#### THE REQUEST:
Check every line below for the word "Percent" and copy the ones that have it.

------ INFORMATION SUPPLIED

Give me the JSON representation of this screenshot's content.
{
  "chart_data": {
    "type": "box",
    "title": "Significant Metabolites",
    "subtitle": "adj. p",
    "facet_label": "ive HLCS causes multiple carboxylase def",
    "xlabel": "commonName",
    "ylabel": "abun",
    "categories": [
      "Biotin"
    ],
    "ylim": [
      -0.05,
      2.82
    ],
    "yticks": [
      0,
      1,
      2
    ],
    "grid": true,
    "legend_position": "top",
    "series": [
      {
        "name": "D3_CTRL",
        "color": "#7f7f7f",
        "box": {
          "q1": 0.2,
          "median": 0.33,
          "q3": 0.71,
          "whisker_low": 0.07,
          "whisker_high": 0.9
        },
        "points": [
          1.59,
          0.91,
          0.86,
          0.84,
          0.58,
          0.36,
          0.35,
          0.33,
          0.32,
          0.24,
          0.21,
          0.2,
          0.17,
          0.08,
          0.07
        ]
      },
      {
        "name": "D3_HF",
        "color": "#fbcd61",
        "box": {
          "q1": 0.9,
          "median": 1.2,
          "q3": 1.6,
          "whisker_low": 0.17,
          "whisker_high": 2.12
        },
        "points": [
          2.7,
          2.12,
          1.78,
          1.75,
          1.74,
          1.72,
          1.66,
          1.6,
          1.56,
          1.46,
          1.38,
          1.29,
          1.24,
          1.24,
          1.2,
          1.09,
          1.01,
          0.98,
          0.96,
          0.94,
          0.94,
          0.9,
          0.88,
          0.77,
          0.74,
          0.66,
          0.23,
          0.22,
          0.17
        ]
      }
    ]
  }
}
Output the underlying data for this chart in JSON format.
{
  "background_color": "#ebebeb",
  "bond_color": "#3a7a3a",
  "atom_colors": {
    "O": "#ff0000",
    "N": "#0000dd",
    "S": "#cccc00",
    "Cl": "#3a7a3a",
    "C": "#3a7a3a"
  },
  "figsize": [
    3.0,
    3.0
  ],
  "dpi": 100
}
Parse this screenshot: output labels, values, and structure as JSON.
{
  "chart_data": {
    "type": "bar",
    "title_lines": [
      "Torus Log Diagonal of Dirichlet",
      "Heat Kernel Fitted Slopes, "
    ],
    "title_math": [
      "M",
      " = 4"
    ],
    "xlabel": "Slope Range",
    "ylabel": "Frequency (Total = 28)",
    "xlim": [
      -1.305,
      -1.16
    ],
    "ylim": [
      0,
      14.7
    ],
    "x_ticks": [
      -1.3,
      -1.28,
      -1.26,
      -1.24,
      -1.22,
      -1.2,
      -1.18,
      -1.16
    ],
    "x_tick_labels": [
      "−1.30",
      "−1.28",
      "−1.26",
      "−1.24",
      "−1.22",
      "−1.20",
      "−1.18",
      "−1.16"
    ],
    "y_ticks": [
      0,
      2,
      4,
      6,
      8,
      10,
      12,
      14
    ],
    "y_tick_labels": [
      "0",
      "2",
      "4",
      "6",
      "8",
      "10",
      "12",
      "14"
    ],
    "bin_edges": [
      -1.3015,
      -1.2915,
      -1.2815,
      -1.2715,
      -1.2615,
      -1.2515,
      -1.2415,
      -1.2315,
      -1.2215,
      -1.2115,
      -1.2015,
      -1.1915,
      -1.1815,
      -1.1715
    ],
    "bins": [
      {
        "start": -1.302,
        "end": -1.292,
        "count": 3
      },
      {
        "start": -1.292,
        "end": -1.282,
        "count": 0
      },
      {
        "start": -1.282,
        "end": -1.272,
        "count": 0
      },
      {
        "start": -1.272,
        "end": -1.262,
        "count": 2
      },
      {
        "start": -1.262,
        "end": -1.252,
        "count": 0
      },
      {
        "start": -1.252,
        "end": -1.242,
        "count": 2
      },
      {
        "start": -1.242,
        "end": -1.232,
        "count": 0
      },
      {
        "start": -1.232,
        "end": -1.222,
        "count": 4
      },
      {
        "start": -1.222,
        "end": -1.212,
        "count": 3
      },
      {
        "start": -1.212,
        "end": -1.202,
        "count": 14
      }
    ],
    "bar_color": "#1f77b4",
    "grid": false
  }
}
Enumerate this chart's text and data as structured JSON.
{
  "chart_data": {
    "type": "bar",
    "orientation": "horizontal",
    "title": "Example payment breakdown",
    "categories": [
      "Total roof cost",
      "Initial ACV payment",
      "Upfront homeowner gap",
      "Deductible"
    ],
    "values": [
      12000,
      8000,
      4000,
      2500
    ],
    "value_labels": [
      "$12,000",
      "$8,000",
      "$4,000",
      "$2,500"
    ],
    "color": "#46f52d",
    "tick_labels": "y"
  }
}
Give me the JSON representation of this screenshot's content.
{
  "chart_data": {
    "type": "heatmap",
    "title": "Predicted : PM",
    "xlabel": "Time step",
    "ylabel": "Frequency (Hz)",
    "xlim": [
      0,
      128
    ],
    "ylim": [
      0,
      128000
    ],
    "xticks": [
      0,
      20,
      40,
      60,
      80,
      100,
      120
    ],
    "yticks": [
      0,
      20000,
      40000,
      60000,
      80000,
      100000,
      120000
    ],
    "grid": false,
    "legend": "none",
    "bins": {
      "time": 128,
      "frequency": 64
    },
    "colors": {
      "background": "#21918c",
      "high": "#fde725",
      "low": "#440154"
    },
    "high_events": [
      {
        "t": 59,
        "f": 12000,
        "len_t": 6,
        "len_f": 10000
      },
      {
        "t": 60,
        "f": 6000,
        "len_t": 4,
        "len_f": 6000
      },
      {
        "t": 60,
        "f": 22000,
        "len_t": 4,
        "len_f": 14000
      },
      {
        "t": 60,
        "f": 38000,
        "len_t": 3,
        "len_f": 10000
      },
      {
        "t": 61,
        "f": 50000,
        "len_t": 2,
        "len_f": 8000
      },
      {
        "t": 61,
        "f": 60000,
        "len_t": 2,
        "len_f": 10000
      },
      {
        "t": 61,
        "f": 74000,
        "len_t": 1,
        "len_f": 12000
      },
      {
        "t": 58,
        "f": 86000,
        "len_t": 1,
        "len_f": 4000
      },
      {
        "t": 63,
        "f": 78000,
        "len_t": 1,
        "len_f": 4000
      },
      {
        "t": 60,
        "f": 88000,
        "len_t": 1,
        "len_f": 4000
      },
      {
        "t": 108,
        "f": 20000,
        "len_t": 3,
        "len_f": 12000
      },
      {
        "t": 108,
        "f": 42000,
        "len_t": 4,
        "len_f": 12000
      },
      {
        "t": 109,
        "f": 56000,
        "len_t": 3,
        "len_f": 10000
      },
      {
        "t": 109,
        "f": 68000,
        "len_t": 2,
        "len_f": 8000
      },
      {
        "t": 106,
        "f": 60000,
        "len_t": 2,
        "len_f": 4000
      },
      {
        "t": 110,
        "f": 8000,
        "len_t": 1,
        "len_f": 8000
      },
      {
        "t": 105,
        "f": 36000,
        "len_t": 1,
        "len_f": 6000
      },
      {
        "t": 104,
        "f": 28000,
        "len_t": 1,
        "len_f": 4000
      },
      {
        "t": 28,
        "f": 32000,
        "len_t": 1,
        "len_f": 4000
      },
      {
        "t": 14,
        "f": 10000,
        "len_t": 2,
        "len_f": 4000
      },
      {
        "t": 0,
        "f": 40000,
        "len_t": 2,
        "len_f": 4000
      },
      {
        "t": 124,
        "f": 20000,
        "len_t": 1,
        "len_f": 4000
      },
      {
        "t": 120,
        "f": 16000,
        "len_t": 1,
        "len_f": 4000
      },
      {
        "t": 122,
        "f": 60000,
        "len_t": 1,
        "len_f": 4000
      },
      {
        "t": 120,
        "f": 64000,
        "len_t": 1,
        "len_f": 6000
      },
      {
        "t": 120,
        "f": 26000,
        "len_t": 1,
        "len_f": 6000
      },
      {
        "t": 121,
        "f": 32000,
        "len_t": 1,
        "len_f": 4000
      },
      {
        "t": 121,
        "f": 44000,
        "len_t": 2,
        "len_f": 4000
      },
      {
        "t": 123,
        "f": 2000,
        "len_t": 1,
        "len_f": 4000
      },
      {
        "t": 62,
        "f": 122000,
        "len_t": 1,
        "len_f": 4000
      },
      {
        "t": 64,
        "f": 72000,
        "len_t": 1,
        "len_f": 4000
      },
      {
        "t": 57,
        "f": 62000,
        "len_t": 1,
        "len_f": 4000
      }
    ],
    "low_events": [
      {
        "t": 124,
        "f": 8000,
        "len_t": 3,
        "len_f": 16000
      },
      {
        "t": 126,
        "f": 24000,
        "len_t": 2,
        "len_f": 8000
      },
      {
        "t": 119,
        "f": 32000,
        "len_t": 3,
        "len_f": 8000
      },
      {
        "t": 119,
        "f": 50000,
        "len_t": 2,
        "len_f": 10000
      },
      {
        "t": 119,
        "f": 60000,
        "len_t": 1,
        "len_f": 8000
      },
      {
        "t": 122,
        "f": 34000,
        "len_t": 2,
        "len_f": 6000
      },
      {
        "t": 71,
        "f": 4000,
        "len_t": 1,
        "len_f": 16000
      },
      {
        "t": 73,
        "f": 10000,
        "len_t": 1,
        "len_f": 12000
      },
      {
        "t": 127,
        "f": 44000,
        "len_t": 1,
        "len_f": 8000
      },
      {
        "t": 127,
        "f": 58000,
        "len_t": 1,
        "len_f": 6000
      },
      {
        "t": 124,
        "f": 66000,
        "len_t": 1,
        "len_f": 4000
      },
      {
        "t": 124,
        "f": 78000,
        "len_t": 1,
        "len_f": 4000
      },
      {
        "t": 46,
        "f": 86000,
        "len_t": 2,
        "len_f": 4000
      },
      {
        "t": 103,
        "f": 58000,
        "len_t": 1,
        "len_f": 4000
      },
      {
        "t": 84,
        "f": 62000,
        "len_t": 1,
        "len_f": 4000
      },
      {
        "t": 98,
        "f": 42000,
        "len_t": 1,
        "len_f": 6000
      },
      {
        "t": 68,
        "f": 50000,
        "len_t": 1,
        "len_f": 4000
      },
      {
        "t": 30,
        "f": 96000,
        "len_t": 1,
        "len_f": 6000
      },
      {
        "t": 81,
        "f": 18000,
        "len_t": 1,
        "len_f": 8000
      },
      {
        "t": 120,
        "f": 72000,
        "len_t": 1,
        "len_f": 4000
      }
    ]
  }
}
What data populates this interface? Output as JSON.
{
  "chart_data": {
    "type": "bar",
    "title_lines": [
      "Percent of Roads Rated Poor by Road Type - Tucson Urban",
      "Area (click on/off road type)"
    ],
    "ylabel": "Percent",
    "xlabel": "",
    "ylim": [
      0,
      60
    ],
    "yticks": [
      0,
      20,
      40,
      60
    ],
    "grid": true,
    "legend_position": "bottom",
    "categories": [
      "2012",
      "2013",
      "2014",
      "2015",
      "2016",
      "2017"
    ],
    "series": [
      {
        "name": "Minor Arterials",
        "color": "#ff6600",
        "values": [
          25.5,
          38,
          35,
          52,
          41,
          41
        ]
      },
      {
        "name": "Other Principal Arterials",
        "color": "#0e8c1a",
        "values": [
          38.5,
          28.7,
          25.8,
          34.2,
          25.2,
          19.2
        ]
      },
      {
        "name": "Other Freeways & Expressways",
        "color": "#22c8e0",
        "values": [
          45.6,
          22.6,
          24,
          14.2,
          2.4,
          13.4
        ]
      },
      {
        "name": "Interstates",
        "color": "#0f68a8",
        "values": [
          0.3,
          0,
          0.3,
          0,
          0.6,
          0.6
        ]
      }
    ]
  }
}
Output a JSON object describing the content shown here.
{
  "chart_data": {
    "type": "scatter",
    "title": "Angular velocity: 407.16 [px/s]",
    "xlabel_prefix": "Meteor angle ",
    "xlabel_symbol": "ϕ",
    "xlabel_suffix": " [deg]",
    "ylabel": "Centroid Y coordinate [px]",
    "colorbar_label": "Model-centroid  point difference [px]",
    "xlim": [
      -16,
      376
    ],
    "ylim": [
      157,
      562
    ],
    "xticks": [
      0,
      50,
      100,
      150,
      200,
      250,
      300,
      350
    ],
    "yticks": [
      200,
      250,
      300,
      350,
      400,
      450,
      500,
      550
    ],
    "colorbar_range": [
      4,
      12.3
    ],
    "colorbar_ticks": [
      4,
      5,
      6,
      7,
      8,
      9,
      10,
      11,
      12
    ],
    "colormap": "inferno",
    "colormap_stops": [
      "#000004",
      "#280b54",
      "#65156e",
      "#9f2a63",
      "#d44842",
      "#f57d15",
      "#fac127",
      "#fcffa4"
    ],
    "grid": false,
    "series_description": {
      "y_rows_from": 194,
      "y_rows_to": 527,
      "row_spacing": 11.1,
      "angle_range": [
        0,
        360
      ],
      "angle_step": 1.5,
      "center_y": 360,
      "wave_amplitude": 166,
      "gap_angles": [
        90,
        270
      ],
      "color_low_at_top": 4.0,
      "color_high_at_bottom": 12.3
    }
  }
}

------------

#### RESPONSE TO THE TASK:
      "Percent of Roads Rated Poor by Road Type - Tucson Urban",
    "ylabel": "Percent",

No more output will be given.